## Start Provided records

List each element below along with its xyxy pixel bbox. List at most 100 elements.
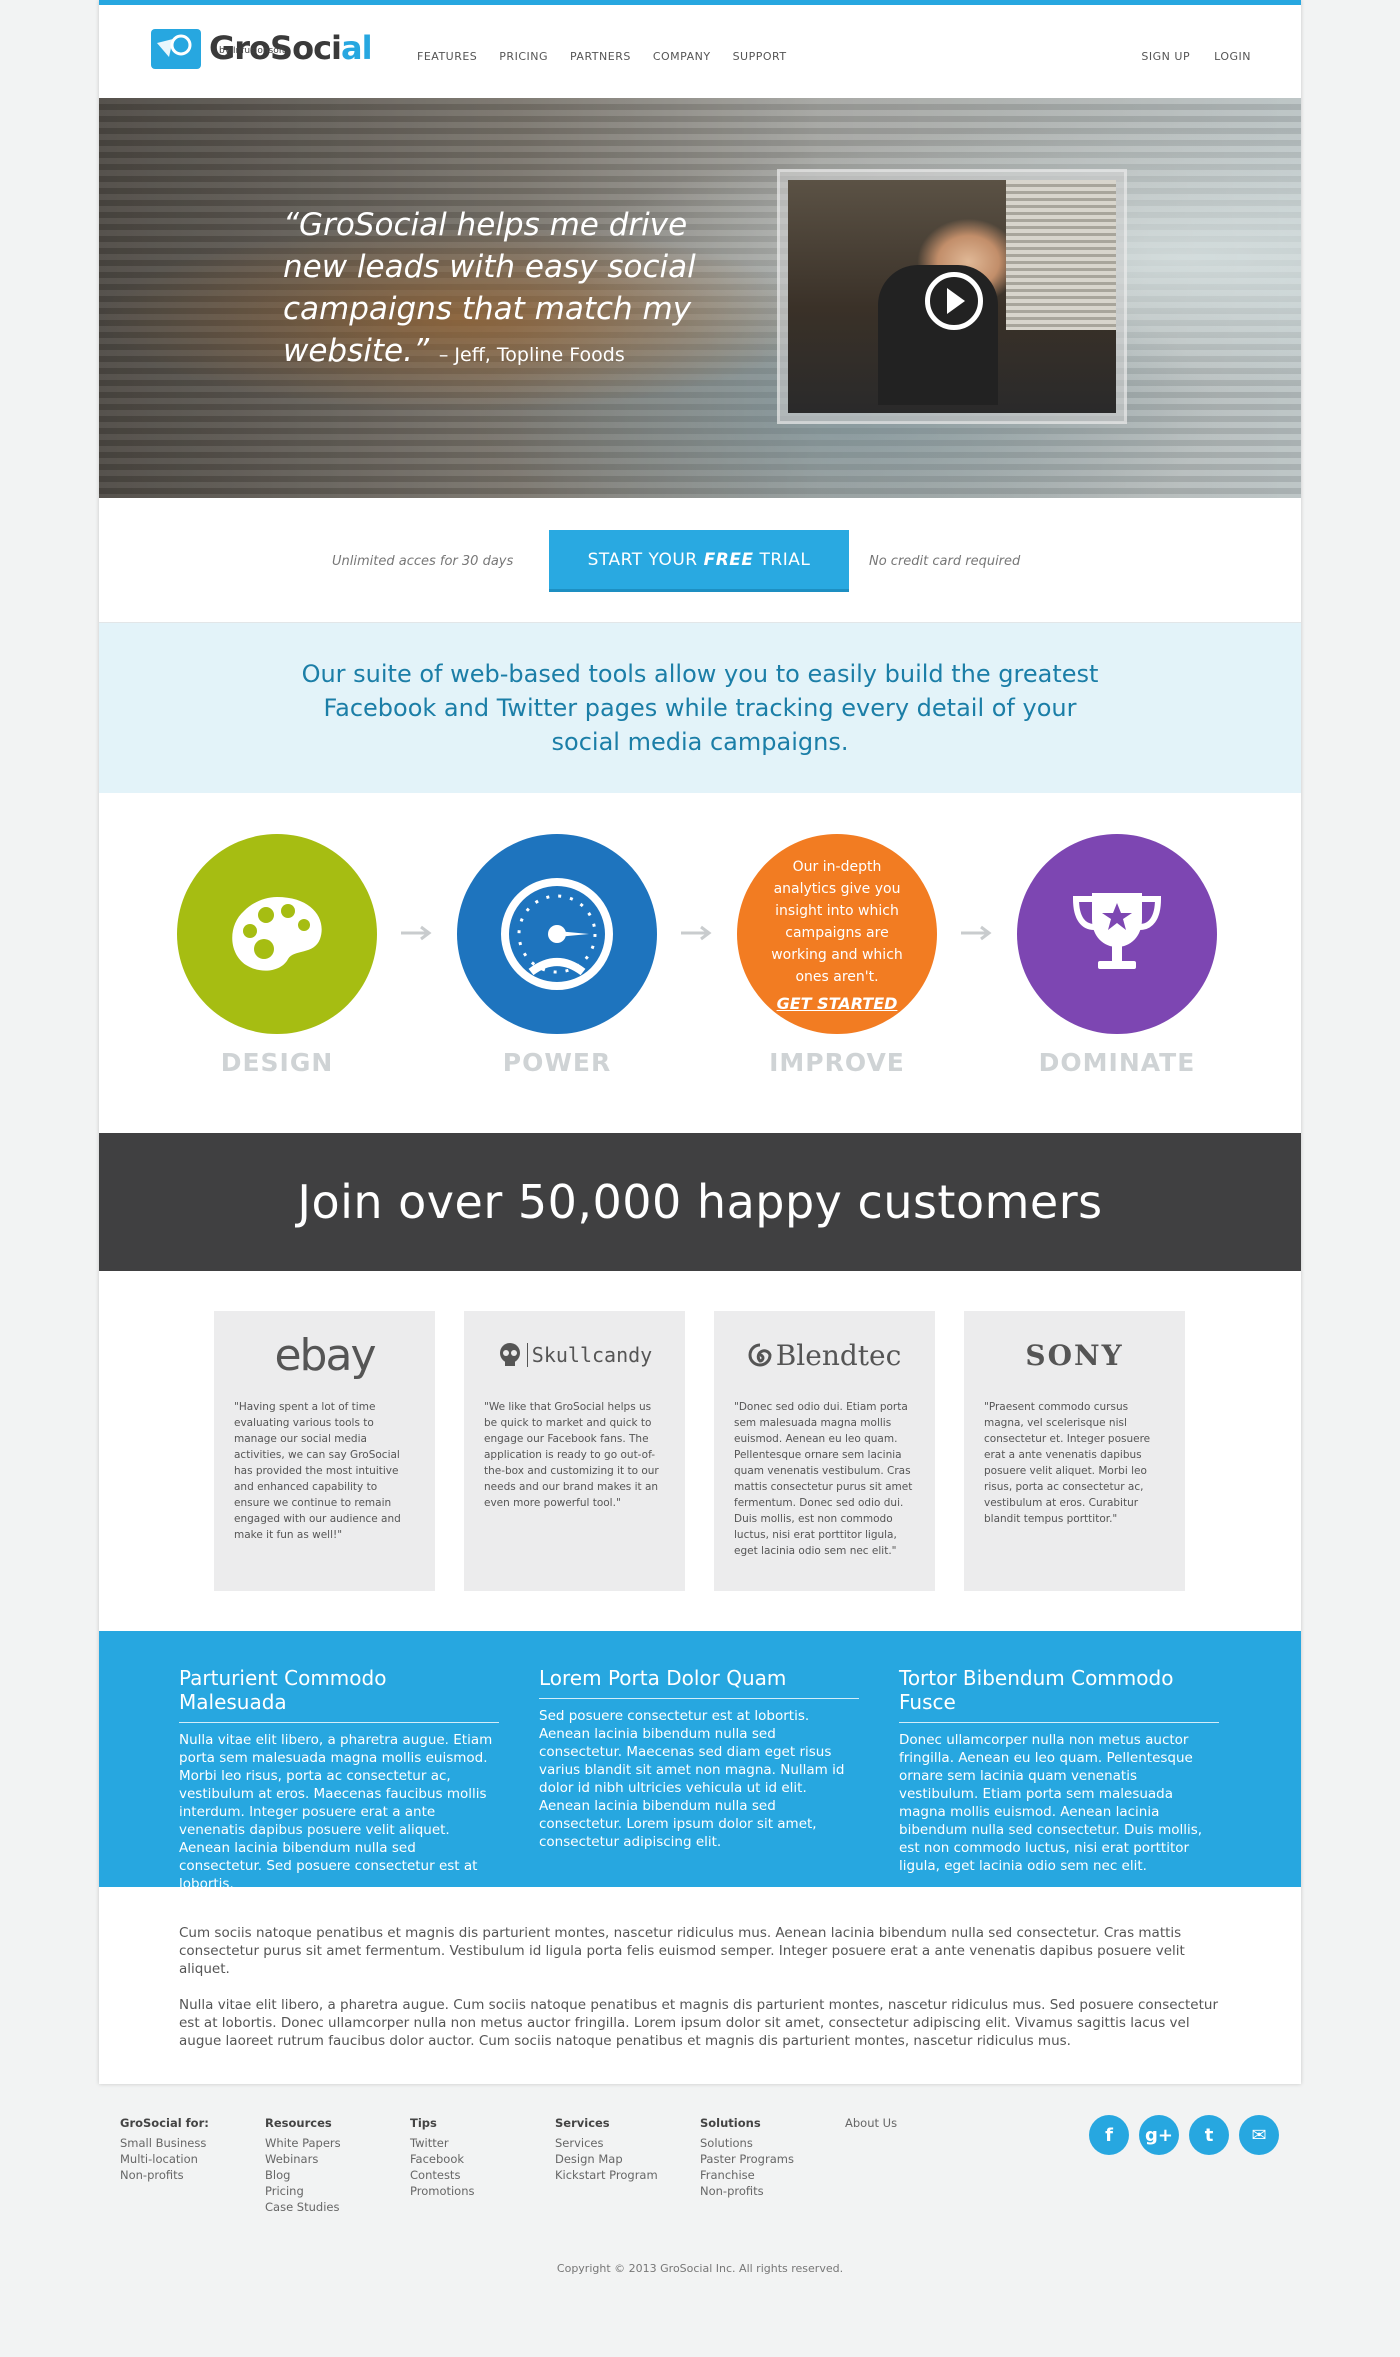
footer-heading: Tips: [410, 2116, 437, 2130]
get-started-link[interactable]: GET STARTED: [777, 994, 898, 1013]
footer-link[interactable]: Multi-location: [120, 2151, 209, 2167]
power-circle: [457, 834, 657, 1034]
testimonial-quote: "Praesent commodo cursus magna, vel scel…: [984, 1401, 1151, 1525]
footer-link[interactable]: Facebook: [410, 2151, 475, 2167]
about-us-link[interactable]: About Us: [845, 2115, 897, 2131]
feature-column: Parturient Commodo Malesuada Nulla vitae…: [179, 1666, 499, 1893]
footer-link[interactable]: Small Business: [120, 2135, 209, 2151]
feature-column: Tortor Bibendum Commodo Fusce Donec ulla…: [899, 1666, 1219, 1875]
footer-link[interactable]: Blog: [265, 2167, 341, 2183]
footer-column-resources: Resources White Papers Webinars Blog Pri…: [265, 2115, 341, 2215]
email-icon[interactable]: ✉: [1239, 2115, 1279, 2155]
play-icon[interactable]: [925, 272, 983, 330]
skullcandy-logo: Skullcandy: [484, 1311, 665, 1399]
improve-circle: Our in-depth analytics give you insight …: [737, 834, 937, 1034]
footer-heading: GroSocial for:: [120, 2116, 209, 2130]
footer-link[interactable]: Franchise: [700, 2167, 794, 2183]
hero-banner: “GroSocial helps me drive new leads with…: [99, 98, 1301, 498]
footer-link[interactable]: Kickstart Program: [555, 2167, 658, 2183]
footer-link[interactable]: Twitter: [410, 2135, 475, 2151]
suite-intro: Our suite of web-based tools allow you t…: [99, 623, 1301, 793]
nav-features[interactable]: FEATURES: [417, 50, 477, 63]
step-dominate[interactable]: DOMINATE: [1017, 834, 1217, 1077]
join-customers-banner: Join over 50,000 happy customers: [99, 1133, 1301, 1271]
dominate-circle: [1017, 834, 1217, 1034]
step-power[interactable]: POWER: [457, 834, 657, 1077]
footer-link[interactable]: Non-profits: [120, 2167, 209, 2183]
nav-partners[interactable]: PARTNERS: [570, 50, 631, 63]
body-copy: Cum sociis natoque penatibus et magnis d…: [179, 1924, 1219, 2068]
main-nav: FEATURES PRICING PARTNERS COMPANY SUPPOR…: [417, 50, 787, 63]
no-credit-card-note: No credit card required: [869, 554, 1021, 569]
footer-link[interactable]: Design Map: [555, 2151, 658, 2167]
arrow-right-icon: [681, 925, 712, 941]
footer-link[interactable]: Solutions: [700, 2135, 794, 2151]
hero-quote-attribution: – Jeff, Topline Foods: [438, 344, 625, 366]
feature-column: Lorem Porta Dolor Quam Sed posuere conse…: [539, 1666, 859, 1851]
video-background-blinds: [1006, 180, 1116, 330]
cta-button-suffix: TRIAL: [759, 549, 811, 570]
feature-text: Donec ullamcorper nulla non metus auctor…: [899, 1732, 1203, 1874]
suite-intro-text: Our suite of web-based tools allow you t…: [301, 660, 1099, 756]
step-power-label: POWER: [502, 1048, 612, 1077]
body-paragraph: Cum sociis natoque penatibus et magnis d…: [179, 1925, 1185, 1977]
footer-link[interactable]: Promotions: [410, 2183, 475, 2199]
testimonial-quote: "Having spent a lot of time evaluating v…: [234, 1401, 401, 1541]
copyright: Copyright © 2013 GroSocial Inc. All righ…: [556, 2262, 844, 2275]
ebay-logo: ebay: [234, 1311, 415, 1399]
speedometer-icon: [501, 878, 613, 990]
feature-columns: Parturient Commodo Malesuada Nulla vitae…: [99, 1631, 1301, 1892]
google-plus-icon[interactable]: g+: [1139, 2115, 1179, 2155]
footer-heading: Services: [555, 2116, 610, 2130]
improve-description: Our in-depth analytics give you insight …: [771, 858, 903, 985]
start-free-trial-button[interactable]: START YOUR FREE TRIAL: [549, 530, 849, 592]
nav-company[interactable]: COMPANY: [653, 50, 711, 63]
testimonial-card: ebay "Having spent a lot of time evaluat…: [214, 1311, 435, 1591]
testimonial-card: Skullcandy "We like that GroSocial helps…: [464, 1311, 685, 1591]
arrow-right-icon: [961, 925, 992, 941]
step-improve-label: IMPROVE: [769, 1048, 905, 1077]
trophy-icon: [1072, 893, 1162, 969]
footer-link[interactable]: Paster Programs: [700, 2151, 794, 2167]
account-nav: SIGN UP LOGIN: [1141, 50, 1251, 63]
join-customers-title: Join over 50,000 happy customers: [297, 1175, 1103, 1229]
blendtec-wordmark: Blendtec: [775, 1338, 902, 1372]
sony-wordmark: SONY: [1025, 1338, 1124, 1372]
nav-pricing[interactable]: PRICING: [499, 50, 548, 63]
step-design-label: DESIGN: [220, 1048, 334, 1077]
footer-column-tips: Tips Twitter Facebook Contests Promotion…: [410, 2115, 475, 2199]
ebay-wordmark: ebay: [274, 1329, 376, 1381]
footer-link[interactable]: Non-profits: [700, 2183, 794, 2199]
trial-cta-band: Unlimited acces for 30 days START YOUR F…: [99, 498, 1301, 623]
skullcandy-wordmark: Skullcandy: [526, 1343, 652, 1367]
nav-support[interactable]: SUPPORT: [733, 50, 787, 63]
signup-link[interactable]: SIGN UP: [1141, 50, 1190, 63]
hero-quote: “GroSocial helps me drive new leads with…: [283, 204, 723, 376]
footer-link[interactable]: Contests: [410, 2167, 475, 2183]
social-links: f g+ t ✉: [1089, 2115, 1279, 2155]
logo-byline: by Infusionsoft.: [219, 46, 289, 56]
testimonial-quote: "We like that GroSocial helps us be quic…: [484, 1401, 659, 1509]
footer-heading: Solutions: [700, 2116, 761, 2130]
blendtec-swirl-icon: [748, 1343, 772, 1367]
arrow-right-icon: [401, 925, 432, 941]
blendtec-logo: Blendtec: [734, 1311, 915, 1399]
footer-link[interactable]: Case Studies: [265, 2199, 341, 2215]
step-dominate-label: DOMINATE: [1038, 1048, 1196, 1077]
palette-icon: [232, 897, 322, 971]
footer-link[interactable]: Services: [555, 2135, 658, 2151]
body-paragraph: Nulla vitae elit libero, a pharetra augu…: [179, 1997, 1218, 2049]
step-design[interactable]: DESIGN: [177, 834, 377, 1077]
step-improve[interactable]: Our in-depth analytics give you insight …: [737, 834, 937, 1077]
login-link[interactable]: LOGIN: [1214, 50, 1251, 63]
footer-link[interactable]: Webinars: [265, 2151, 341, 2167]
footer-link[interactable]: White Papers: [265, 2135, 341, 2151]
skull-icon: [499, 1343, 520, 1366]
site-header: GroSocial by Infusionsoft. FEATURES PRIC…: [99, 5, 1301, 98]
footer-link[interactable]: Pricing: [265, 2183, 341, 2199]
facebook-icon[interactable]: f: [1089, 2115, 1129, 2155]
twitter-icon[interactable]: t: [1189, 2115, 1229, 2155]
feature-text: Nulla vitae elit libero, a pharetra augu…: [179, 1732, 493, 1892]
testimonials: ebay "Having spent a lot of time evaluat…: [99, 1271, 1301, 1631]
video-player[interactable]: [777, 169, 1127, 424]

## End Provided records

| To be done |
Can you turn only the lines of the material from the one containing "footer-heading: Tips: [410, 2116, 437, 2130]" through the one containing "feature-column: Parturient Commodo" into a numbered list, skipping any blank lines?

| Written solution |
1. footer-heading: Tips: [410, 2116, 437, 2130]
2. get-started-link[interactable]: GET STARTED: [777, 994, 898, 1013]
3. footer-link[interactable]: Multi-location: [120, 2151, 209, 2167]
4. power-circle: [457, 834, 657, 1034]
5. testimonial-quote: "Praesent commodo cursus magna, vel scel…: [984, 1401, 1151, 1525]
6. footer-link[interactable]: Facebook: [410, 2151, 475, 2167]
7. about-us-link[interactable]: About Us: [845, 2115, 897, 2131]
8. feature-column: Parturient Commodo Malesuada Nulla vitae…: [179, 1666, 499, 1893]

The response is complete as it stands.